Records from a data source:
-=-=-
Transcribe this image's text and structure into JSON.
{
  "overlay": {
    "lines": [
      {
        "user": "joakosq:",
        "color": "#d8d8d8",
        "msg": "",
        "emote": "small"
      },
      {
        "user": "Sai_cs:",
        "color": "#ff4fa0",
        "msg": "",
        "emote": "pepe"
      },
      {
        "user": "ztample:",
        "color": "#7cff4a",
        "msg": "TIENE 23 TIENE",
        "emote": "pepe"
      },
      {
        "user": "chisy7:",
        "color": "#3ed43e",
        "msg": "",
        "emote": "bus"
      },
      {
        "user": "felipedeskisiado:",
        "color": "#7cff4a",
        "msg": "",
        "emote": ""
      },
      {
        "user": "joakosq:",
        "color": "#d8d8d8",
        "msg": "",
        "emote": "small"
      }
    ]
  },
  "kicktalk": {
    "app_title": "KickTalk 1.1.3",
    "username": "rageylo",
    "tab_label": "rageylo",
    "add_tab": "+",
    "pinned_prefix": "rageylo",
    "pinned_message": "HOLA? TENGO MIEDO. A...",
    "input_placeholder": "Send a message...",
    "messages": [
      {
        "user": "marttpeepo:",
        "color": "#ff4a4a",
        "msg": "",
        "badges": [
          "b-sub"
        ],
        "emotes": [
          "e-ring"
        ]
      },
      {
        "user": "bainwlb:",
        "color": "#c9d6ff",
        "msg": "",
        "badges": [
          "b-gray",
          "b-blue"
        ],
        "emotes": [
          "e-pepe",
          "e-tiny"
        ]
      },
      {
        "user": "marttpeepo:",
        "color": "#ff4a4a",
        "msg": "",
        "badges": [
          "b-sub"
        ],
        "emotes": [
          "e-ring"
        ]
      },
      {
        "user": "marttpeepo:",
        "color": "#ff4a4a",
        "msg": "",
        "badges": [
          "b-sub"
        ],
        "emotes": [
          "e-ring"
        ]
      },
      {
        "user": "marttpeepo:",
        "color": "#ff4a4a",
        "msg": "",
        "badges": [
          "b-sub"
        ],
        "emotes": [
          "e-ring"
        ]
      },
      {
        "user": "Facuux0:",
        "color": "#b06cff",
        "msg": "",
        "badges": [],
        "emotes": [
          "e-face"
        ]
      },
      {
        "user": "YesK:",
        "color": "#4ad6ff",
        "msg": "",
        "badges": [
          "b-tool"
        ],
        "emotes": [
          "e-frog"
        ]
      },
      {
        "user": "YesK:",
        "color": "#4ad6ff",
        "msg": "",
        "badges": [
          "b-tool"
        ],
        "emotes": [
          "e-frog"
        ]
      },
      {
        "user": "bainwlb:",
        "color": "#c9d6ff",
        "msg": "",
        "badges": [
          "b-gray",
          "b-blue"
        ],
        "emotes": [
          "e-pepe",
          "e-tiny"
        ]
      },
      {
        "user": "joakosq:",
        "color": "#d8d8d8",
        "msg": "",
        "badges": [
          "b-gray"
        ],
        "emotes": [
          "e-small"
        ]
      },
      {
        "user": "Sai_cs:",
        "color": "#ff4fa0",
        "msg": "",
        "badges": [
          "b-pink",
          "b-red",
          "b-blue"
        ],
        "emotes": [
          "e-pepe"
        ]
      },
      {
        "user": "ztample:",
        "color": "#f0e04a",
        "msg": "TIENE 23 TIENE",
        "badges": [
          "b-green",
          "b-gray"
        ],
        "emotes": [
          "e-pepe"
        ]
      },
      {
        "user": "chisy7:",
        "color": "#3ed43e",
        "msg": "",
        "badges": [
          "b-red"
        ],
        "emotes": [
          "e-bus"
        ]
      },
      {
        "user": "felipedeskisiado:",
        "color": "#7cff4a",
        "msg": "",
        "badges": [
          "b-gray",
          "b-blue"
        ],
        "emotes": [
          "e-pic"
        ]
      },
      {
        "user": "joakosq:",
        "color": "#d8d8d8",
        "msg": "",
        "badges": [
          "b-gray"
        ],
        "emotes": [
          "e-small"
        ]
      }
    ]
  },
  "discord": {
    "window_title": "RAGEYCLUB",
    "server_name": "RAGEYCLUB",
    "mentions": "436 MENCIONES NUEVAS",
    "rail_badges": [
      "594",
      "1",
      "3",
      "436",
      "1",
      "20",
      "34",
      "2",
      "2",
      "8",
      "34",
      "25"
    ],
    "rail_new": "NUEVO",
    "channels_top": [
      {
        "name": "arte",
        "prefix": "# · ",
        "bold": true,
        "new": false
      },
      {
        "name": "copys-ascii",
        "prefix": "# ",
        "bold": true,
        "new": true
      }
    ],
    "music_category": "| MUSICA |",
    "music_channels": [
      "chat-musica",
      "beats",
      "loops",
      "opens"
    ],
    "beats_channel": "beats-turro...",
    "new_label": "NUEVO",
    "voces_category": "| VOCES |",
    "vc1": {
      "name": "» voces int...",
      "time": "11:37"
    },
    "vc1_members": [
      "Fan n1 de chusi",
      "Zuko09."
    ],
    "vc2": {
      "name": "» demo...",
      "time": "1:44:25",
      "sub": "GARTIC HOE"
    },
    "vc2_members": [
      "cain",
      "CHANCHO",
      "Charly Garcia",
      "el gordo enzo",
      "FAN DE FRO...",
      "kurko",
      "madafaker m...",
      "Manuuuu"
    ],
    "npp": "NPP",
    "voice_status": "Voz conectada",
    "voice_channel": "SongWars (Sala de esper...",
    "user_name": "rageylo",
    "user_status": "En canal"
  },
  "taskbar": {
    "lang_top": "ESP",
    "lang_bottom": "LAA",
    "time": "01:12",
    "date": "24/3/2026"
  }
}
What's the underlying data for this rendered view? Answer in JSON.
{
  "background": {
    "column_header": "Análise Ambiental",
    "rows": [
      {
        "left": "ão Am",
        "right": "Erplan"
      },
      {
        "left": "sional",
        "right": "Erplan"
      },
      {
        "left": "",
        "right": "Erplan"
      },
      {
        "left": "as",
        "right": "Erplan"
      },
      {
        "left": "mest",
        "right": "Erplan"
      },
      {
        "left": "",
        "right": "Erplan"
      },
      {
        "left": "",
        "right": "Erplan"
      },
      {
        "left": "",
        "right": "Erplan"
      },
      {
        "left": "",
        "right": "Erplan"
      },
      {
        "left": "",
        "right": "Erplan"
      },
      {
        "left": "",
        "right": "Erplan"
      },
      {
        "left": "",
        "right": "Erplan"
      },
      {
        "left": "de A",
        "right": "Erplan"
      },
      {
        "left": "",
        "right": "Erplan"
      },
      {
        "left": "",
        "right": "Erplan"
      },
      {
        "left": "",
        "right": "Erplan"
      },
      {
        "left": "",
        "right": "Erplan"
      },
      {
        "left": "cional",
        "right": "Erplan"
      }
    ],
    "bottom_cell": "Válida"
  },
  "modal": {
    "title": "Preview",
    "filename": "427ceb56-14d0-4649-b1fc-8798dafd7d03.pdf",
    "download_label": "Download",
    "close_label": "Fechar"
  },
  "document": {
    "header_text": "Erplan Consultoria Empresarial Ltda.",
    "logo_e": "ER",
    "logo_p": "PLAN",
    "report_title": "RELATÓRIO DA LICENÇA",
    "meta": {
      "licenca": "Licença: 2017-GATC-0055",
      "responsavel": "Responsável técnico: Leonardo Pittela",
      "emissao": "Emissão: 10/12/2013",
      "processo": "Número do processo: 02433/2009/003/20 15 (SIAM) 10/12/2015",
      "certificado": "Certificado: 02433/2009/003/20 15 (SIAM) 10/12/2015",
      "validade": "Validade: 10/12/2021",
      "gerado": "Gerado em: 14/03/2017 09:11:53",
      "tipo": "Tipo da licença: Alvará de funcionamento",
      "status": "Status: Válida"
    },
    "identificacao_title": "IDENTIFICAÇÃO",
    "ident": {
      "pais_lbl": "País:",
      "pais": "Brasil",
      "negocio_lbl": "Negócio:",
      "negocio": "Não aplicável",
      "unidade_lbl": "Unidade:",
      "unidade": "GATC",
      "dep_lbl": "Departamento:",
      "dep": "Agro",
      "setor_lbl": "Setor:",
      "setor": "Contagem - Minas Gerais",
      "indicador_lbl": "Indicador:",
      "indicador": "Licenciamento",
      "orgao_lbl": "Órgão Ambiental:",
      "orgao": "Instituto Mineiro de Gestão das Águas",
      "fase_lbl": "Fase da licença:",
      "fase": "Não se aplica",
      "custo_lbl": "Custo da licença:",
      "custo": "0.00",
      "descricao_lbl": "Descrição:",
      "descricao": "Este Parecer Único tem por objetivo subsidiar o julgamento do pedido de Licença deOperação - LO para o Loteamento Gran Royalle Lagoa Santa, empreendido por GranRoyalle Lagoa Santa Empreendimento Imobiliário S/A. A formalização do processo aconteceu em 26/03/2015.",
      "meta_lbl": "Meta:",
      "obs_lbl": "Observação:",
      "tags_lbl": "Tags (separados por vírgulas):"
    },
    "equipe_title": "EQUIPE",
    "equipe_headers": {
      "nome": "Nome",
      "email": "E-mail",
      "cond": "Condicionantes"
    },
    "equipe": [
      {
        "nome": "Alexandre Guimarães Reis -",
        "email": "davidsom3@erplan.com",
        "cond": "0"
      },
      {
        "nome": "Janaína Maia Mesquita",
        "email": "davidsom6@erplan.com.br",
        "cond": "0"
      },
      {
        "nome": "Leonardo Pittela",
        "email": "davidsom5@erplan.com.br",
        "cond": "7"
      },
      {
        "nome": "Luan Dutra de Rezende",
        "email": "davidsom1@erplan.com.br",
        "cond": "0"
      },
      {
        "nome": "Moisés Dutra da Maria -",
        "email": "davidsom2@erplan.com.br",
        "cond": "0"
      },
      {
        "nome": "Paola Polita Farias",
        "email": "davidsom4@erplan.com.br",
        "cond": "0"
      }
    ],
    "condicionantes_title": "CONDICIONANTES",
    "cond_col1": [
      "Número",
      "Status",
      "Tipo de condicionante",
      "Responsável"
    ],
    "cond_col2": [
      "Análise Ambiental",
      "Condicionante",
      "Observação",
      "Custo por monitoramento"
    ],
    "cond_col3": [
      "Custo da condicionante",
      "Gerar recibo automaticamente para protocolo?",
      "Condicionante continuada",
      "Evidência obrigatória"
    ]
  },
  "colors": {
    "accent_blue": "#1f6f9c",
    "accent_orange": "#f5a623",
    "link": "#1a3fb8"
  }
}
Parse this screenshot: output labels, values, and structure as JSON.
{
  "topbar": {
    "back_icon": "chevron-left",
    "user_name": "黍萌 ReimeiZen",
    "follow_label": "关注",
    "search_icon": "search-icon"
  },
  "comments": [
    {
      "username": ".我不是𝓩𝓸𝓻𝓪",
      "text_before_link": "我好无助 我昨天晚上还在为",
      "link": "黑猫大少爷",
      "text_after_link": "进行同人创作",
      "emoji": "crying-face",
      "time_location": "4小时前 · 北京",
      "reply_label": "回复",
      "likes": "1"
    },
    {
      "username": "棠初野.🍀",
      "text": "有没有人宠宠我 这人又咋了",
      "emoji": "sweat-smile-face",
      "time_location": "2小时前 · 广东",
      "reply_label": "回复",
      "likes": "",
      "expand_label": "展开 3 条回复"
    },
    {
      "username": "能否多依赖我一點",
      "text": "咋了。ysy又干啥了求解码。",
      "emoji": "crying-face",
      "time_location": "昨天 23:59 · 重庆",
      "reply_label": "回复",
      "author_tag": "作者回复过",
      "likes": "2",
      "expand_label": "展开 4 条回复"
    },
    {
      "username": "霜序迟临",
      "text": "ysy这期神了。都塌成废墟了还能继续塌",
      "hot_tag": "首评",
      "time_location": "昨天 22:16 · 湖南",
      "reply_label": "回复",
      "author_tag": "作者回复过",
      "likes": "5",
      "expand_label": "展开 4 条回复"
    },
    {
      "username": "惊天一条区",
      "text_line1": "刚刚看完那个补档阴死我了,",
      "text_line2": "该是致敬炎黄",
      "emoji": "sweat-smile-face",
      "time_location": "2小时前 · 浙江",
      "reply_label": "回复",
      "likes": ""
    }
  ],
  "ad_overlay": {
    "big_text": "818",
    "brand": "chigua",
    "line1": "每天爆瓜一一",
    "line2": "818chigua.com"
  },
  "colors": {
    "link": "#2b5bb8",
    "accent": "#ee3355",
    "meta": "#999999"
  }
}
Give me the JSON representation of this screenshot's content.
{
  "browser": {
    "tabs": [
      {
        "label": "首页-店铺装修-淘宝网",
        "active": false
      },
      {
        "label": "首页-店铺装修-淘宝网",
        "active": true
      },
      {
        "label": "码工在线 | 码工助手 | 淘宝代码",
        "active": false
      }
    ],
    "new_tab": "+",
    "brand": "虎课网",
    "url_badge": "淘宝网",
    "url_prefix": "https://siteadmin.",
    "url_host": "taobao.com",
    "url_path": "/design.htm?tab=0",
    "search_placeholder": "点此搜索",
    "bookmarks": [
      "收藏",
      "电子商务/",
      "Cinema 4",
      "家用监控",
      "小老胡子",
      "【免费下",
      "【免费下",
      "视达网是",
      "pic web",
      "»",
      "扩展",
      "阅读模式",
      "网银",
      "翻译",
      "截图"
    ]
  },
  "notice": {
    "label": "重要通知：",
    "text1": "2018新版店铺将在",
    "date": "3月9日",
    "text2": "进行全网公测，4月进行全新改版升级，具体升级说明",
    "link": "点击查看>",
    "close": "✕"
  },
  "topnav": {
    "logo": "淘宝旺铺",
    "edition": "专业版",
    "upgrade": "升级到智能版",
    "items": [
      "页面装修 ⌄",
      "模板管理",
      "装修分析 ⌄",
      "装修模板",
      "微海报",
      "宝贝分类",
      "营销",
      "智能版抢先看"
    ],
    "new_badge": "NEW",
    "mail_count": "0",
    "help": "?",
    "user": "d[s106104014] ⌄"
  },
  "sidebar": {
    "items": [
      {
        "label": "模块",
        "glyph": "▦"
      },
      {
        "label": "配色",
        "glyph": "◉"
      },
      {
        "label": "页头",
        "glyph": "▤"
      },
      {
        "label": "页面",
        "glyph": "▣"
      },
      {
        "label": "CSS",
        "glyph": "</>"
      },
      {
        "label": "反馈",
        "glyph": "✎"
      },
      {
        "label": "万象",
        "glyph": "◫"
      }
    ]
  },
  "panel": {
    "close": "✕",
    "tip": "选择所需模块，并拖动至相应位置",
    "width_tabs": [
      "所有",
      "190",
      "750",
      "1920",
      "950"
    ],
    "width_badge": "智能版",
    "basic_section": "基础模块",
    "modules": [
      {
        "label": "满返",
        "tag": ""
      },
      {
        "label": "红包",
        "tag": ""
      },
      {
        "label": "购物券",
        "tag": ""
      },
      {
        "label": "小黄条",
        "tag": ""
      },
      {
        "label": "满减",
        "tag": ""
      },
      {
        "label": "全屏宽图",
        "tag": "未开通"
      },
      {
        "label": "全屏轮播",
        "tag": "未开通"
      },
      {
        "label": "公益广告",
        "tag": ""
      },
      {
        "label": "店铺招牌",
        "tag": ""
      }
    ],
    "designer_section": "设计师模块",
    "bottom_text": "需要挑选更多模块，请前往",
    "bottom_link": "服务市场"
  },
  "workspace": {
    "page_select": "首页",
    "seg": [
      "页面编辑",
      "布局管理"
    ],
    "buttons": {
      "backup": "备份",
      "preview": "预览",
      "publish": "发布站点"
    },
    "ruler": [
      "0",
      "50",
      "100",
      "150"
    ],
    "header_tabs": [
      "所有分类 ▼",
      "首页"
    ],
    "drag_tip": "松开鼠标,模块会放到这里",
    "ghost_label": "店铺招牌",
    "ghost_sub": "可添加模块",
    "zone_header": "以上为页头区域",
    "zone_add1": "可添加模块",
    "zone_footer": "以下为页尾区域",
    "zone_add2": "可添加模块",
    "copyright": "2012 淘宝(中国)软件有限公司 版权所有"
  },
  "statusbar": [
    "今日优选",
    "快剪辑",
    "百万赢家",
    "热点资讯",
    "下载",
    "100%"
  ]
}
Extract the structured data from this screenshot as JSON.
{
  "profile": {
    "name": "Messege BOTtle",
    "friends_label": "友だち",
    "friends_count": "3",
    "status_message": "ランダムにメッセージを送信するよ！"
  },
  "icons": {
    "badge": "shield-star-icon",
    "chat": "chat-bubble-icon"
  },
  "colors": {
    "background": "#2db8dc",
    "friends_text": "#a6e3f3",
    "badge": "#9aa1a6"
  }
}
-=-=-
• _PROBLEM TO WORK ON_
Each line from the one with "Extract the structured" through the last line of the records must be written out word for word. Include nothing else.

• _OUTPUT BELOW_
Extract the structured data from this screenshot as JSON.
{
  "profile": {
    "name": "Messege BOTtle",
    "friends_label": "友だち",
    "friends_count": "3",
    "status_message": "ランダムにメッセージを送信するよ！"
  },
  "icons": {
    "badge": "shield-star-icon",
    "chat": "chat-bubble-icon"
  },
  "colors": {
    "background": "#2db8dc",
    "friends_text": "#a6e3f3",
    "badge": "#9aa1a6"
  }
}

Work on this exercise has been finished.